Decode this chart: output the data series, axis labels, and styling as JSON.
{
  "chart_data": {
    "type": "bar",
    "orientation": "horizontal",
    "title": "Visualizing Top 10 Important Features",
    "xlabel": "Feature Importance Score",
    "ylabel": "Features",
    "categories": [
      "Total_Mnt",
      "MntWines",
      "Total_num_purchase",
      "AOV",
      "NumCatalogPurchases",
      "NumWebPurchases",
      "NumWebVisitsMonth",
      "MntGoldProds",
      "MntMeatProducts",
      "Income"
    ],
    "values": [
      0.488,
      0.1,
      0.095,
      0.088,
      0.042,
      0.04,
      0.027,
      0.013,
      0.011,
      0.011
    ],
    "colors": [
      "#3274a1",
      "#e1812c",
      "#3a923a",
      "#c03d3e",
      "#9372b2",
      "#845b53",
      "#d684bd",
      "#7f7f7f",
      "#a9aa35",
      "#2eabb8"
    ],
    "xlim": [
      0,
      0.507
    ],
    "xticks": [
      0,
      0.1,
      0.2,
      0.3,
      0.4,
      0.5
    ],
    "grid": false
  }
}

* Directions for this task *
Reproduce the material verbatim, line by line.

* Expected answer *
Decode this chart: output the data series, axis labels, and styling as JSON.
{
  "chart_data": {
    "type": "bar",
    "orientation": "horizontal",
    "title": "Visualizing Top 10 Important Features",
    "xlabel": "Feature Importance Score",
    "ylabel": "Features",
    "categories": [
      "Total_Mnt",
      "MntWines",
      "Total_num_purchase",
      "AOV",
      "NumCatalogPurchases",
      "NumWebPurchases",
      "NumWebVisitsMonth",
      "MntGoldProds",
      "MntMeatProducts",
      "Income"
    ],
    "values": [
      0.488,
      0.1,
      0.095,
      0.088,
      0.042,
      0.04,
      0.027,
      0.013,
      0.011,
      0.011
    ],
    "colors": [
      "#3274a1",
      "#e1812c",
      "#3a923a",
      "#c03d3e",
      "#9372b2",
      "#845b53",
      "#d684bd",
      "#7f7f7f",
      "#a9aa35",
      "#2eabb8"
    ],
    "xlim": [
      0,
      0.507
    ],
    "xticks": [
      0,
      0.1,
      0.2,
      0.3,
      0.4,
      0.5
    ],
    "grid": false
  }
}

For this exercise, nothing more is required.